RECORD EXCERPTS:

↓

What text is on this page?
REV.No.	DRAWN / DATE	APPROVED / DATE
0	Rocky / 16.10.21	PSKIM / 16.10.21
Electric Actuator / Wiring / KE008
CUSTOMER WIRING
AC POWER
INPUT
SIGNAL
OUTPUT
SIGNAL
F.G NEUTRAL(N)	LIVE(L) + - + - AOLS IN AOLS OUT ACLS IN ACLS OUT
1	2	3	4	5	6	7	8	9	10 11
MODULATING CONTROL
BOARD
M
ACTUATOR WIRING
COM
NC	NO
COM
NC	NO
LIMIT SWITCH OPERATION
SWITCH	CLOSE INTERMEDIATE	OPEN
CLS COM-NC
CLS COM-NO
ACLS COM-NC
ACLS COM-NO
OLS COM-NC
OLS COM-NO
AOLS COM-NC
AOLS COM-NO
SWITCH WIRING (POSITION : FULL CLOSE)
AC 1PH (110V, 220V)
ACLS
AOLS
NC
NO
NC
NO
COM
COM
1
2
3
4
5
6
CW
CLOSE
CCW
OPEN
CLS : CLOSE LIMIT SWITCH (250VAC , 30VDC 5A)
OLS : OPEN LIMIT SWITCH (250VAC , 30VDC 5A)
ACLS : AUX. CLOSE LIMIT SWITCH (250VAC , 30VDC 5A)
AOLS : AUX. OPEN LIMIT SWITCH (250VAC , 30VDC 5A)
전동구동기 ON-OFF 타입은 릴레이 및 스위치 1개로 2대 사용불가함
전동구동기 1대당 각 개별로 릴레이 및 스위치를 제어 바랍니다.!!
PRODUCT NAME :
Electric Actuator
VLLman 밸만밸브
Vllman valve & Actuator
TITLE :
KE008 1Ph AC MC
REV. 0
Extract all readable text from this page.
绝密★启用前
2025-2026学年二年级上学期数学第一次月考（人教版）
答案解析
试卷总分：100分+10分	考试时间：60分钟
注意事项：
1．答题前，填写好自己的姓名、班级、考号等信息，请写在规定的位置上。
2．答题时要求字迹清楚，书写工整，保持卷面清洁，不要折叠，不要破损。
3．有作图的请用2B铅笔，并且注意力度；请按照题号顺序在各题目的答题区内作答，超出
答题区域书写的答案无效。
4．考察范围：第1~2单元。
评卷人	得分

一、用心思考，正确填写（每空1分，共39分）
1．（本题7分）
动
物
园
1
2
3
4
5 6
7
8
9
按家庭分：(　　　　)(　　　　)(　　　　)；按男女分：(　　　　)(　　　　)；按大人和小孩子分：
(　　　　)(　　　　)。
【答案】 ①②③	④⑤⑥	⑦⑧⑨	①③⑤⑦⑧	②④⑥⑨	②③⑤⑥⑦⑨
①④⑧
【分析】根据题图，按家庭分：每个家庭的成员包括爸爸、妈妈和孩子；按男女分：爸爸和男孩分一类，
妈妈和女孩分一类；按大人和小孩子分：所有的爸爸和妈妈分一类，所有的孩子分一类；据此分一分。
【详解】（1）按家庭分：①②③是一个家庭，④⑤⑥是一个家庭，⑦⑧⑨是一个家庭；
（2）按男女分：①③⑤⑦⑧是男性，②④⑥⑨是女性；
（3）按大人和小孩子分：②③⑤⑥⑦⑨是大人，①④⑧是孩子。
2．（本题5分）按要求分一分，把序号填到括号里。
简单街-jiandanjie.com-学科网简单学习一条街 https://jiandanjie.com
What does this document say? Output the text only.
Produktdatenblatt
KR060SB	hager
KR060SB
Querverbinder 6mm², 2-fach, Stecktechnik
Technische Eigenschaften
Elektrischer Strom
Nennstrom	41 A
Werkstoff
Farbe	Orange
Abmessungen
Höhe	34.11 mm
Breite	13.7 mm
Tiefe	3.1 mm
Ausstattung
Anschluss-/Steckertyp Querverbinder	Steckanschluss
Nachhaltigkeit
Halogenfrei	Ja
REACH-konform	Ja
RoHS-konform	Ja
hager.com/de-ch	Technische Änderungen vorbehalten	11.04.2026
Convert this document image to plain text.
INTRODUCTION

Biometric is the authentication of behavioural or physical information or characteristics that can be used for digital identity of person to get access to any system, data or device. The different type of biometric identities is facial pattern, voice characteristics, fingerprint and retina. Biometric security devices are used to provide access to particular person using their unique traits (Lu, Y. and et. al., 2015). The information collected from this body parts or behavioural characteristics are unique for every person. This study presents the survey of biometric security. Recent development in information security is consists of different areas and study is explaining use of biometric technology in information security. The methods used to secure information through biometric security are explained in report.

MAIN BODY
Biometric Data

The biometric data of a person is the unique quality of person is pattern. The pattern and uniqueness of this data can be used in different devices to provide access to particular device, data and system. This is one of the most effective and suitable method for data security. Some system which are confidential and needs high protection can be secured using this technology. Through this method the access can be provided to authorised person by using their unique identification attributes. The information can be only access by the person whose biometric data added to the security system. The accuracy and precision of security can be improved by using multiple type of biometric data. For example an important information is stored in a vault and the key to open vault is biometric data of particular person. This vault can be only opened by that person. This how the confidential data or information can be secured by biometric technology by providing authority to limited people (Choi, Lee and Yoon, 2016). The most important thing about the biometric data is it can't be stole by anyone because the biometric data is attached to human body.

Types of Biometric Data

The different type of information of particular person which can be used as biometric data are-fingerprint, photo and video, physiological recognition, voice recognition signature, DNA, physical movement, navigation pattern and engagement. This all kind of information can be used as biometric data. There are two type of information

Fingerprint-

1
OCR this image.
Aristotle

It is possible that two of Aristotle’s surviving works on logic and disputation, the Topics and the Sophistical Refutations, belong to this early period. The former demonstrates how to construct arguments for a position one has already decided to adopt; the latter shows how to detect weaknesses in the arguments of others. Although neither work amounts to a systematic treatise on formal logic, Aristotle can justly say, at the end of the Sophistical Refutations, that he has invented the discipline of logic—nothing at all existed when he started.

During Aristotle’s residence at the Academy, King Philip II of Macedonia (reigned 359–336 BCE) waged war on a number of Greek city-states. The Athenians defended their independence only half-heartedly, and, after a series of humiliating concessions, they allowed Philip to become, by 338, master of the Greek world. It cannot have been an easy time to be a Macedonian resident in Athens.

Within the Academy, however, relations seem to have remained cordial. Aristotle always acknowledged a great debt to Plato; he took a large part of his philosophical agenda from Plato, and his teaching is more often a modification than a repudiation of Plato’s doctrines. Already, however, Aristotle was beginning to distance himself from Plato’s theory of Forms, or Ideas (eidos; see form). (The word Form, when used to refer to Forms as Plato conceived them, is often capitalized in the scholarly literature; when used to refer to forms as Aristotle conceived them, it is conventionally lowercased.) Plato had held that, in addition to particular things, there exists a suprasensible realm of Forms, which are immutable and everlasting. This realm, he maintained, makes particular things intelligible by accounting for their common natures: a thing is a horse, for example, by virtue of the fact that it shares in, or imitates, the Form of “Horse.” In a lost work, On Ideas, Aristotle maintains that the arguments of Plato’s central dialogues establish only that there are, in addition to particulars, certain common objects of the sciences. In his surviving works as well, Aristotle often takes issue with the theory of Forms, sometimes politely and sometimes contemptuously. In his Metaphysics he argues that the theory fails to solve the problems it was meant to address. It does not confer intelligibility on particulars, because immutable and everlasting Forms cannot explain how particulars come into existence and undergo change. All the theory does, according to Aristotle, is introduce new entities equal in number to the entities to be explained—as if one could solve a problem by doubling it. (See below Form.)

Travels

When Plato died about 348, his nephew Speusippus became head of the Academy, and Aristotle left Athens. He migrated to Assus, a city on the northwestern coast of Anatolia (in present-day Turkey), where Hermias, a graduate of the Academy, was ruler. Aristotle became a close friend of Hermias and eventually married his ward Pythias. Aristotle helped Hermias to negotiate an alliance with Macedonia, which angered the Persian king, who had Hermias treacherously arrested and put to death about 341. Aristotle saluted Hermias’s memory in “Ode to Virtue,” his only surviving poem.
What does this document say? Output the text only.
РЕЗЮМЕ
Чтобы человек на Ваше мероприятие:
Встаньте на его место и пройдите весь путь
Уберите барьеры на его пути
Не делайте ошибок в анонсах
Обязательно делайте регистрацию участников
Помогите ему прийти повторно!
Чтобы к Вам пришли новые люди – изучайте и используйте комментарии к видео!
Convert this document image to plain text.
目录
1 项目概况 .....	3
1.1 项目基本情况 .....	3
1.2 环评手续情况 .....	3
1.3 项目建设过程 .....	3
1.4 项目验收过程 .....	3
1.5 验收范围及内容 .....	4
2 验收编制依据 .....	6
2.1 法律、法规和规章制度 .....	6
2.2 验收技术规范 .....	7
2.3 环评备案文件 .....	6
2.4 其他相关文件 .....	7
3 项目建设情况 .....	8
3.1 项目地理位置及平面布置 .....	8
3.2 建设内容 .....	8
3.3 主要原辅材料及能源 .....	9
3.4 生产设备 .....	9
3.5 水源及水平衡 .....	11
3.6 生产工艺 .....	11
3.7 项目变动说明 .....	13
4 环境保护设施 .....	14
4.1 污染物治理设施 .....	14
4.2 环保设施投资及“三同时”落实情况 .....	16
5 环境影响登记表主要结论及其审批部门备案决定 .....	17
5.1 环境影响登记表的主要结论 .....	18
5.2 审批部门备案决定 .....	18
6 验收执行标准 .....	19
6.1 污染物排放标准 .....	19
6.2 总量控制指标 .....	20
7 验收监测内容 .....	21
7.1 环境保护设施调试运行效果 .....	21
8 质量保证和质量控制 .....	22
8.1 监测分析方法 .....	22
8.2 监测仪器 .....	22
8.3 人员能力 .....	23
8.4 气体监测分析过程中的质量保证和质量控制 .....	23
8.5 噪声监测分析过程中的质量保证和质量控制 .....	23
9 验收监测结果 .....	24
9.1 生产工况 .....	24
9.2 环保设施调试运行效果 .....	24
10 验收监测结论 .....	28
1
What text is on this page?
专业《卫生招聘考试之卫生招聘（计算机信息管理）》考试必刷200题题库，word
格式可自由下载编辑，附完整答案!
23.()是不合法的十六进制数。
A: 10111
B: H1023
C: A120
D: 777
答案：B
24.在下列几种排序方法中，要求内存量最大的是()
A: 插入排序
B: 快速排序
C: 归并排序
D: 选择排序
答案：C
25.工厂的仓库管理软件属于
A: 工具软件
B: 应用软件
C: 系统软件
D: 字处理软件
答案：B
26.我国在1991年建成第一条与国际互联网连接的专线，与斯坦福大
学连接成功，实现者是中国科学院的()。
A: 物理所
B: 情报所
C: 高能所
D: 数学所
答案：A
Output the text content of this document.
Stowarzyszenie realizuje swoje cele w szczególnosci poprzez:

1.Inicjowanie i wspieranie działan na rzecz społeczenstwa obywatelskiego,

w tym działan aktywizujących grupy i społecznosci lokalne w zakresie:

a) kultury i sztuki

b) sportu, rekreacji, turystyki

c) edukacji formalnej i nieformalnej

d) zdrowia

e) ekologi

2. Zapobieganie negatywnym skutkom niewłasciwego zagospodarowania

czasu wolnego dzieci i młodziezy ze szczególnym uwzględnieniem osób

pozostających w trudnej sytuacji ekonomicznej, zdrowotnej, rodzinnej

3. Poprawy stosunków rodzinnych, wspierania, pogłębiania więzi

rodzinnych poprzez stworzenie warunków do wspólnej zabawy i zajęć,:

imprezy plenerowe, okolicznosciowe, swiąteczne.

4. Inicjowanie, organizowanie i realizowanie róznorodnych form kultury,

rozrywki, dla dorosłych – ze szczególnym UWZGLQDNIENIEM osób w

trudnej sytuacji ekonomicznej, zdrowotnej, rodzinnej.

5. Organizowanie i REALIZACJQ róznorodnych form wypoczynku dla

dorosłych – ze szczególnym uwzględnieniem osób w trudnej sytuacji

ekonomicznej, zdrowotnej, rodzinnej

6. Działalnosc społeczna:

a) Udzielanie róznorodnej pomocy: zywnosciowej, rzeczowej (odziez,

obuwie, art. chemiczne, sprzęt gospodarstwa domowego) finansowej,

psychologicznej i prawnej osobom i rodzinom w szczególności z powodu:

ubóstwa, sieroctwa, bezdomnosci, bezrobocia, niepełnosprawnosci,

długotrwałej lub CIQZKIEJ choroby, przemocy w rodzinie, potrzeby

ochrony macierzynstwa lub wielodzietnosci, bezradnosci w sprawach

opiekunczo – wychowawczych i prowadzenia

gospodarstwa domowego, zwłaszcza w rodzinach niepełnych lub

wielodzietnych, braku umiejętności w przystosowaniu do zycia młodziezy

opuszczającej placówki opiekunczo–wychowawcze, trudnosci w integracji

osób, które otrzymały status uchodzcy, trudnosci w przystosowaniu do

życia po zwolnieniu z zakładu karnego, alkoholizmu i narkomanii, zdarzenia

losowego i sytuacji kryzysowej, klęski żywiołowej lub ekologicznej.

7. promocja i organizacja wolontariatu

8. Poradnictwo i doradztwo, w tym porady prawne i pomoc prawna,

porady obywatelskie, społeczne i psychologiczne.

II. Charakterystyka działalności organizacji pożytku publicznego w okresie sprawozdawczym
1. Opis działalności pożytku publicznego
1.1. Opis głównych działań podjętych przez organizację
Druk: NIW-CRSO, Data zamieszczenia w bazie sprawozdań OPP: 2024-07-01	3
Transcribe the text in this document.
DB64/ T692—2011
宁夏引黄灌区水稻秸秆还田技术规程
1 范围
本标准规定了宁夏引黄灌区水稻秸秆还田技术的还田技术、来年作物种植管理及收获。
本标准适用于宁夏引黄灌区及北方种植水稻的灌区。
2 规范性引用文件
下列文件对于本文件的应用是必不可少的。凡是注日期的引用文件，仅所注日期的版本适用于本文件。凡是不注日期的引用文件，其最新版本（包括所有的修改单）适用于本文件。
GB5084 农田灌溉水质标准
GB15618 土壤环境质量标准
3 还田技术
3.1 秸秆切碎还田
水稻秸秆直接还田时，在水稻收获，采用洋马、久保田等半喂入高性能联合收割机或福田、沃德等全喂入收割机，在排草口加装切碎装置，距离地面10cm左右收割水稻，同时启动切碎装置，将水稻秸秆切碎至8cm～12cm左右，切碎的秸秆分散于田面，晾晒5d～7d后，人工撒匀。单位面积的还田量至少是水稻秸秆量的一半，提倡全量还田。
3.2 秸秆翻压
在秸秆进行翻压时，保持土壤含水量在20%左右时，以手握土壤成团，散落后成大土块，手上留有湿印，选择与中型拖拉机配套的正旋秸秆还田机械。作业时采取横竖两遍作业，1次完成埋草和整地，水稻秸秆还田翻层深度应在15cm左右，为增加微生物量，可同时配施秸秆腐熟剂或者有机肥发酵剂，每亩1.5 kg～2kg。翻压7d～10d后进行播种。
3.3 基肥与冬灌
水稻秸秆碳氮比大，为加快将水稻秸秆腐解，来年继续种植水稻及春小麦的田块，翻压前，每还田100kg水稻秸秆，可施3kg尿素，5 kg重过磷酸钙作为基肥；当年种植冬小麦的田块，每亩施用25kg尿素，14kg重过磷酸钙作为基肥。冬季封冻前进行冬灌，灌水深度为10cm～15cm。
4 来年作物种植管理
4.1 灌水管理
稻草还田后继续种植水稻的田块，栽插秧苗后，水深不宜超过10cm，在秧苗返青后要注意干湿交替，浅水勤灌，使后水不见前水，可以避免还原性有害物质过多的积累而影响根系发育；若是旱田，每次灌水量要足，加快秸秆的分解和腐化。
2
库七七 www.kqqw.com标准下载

↑

TO DO: Exactly how many lines in the data above contain the word "Querverbinder"? Respond with the number and nothing more.

SOLUTION FOR THIS EXERCISE: 2